>>>
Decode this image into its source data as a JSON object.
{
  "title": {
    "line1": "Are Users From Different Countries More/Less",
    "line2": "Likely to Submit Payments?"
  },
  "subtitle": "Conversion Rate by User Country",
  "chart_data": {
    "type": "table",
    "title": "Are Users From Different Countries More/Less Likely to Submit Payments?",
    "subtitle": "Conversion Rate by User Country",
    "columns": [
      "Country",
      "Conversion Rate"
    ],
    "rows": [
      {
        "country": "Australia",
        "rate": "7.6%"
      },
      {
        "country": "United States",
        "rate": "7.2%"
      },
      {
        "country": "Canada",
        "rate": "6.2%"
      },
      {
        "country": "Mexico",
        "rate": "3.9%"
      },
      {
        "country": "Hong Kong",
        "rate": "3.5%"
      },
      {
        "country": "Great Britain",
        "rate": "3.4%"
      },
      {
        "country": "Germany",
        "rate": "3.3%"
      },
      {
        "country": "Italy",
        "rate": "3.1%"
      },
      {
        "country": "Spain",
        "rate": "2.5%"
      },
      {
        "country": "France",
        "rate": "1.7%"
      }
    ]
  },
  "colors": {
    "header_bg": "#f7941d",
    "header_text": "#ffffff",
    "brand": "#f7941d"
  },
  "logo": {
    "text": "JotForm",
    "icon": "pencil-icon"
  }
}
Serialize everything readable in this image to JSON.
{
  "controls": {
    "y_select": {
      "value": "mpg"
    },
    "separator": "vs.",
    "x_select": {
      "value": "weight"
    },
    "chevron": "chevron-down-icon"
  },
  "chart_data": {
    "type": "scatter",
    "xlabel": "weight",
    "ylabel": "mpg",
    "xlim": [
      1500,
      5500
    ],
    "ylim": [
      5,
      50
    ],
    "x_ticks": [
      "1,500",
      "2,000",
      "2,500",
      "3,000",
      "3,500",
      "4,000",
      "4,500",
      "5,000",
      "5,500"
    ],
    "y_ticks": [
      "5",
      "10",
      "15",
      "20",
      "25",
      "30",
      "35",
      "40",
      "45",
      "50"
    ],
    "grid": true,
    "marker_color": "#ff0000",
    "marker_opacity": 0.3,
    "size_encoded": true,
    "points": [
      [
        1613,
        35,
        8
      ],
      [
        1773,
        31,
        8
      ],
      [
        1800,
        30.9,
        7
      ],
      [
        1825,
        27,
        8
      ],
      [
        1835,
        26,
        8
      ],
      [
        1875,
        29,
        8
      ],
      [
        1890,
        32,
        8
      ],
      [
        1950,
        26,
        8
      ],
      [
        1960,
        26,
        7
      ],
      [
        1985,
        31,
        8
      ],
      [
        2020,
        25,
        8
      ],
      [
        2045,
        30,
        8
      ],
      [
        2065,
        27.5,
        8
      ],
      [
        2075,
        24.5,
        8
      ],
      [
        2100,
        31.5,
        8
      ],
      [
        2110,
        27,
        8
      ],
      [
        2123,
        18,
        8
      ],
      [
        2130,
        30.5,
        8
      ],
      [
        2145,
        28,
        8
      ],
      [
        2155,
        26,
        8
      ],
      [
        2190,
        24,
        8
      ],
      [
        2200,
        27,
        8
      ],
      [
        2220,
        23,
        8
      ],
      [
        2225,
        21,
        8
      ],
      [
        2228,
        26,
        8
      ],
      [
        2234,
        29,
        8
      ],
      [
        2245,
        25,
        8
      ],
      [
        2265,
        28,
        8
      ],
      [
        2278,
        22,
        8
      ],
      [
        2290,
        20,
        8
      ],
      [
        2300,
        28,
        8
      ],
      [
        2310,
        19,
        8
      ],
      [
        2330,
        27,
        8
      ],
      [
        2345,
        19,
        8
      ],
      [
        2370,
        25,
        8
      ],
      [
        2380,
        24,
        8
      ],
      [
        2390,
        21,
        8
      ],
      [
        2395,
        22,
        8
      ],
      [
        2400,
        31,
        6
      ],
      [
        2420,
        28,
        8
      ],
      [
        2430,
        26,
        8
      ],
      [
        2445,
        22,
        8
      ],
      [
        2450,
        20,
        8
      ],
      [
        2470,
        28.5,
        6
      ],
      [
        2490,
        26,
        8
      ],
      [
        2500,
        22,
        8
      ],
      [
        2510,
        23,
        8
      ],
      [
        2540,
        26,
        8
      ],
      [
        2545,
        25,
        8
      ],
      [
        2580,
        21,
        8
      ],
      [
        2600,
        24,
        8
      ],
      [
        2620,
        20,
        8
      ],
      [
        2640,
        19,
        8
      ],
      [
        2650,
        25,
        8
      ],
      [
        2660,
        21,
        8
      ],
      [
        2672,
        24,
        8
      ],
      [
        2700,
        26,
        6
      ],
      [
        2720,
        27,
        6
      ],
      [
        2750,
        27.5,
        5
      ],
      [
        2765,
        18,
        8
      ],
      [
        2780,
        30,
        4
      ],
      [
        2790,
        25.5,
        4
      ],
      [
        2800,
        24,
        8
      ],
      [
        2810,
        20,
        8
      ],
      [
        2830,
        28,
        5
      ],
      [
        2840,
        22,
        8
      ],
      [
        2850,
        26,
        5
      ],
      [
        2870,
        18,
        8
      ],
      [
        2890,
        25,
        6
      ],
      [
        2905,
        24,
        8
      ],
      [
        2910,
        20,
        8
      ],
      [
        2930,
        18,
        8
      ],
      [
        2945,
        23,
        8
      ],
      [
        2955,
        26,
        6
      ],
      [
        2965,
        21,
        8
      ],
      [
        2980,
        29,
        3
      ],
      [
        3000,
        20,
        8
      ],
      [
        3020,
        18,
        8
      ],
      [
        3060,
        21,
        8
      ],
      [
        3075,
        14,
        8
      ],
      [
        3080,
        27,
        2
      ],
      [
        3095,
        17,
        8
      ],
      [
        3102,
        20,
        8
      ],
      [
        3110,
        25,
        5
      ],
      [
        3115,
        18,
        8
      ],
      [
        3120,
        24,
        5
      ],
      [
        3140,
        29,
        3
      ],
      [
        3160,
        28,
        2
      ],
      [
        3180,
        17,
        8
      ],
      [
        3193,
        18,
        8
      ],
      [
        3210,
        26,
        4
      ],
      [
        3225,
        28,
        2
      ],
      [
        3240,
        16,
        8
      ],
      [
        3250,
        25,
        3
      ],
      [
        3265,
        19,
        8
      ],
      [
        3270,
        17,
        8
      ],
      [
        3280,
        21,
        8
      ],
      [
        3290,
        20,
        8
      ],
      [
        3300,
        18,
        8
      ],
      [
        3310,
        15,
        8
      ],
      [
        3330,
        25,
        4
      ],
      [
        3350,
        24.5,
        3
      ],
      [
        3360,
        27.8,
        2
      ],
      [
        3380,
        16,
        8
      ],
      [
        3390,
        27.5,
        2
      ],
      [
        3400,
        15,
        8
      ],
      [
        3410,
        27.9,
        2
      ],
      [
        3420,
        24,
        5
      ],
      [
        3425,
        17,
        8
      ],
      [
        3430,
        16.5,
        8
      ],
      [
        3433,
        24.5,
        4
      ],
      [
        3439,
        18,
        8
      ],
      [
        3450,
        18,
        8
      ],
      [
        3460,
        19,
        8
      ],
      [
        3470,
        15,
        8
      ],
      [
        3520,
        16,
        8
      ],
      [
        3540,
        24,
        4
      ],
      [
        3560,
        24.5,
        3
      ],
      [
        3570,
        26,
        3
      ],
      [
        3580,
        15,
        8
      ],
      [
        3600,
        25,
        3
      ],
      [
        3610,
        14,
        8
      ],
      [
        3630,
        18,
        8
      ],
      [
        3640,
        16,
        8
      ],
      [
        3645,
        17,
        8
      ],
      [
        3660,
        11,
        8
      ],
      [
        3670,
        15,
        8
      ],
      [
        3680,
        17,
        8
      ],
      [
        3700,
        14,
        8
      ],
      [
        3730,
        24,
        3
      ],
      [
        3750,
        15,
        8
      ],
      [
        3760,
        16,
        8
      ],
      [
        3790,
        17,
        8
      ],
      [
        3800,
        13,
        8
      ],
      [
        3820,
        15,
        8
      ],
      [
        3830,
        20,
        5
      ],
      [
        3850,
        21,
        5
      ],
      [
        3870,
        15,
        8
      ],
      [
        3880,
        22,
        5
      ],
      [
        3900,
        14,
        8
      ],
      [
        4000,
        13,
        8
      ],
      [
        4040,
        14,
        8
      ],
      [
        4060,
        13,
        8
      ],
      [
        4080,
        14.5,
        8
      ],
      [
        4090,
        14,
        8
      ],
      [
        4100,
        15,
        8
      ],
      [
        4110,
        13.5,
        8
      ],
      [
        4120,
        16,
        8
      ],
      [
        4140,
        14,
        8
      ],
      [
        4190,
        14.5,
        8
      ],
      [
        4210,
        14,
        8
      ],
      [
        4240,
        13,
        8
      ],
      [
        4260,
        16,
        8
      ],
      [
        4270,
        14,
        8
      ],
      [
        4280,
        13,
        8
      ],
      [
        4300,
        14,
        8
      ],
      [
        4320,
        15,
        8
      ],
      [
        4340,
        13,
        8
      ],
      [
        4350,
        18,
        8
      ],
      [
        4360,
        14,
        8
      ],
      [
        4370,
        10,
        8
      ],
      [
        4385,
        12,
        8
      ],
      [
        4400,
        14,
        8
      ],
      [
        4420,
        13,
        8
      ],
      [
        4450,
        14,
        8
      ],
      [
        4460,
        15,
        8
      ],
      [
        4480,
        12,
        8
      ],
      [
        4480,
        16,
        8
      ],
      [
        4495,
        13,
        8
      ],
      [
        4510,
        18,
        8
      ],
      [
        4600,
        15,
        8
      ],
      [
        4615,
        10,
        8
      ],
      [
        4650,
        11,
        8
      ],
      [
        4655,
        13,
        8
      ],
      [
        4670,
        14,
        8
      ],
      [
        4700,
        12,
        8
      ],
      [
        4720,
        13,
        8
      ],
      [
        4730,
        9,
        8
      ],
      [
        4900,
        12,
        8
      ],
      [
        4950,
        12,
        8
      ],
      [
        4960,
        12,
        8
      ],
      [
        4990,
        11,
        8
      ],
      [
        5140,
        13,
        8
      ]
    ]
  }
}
<<<
Exercise requirements: Return each line where "Submit" shows up.

Answer for the task:
    "line2": "Likely to Submit Payments?"
    "title": "Are Users From Different Countries More/Less Likely to Submit Payments?",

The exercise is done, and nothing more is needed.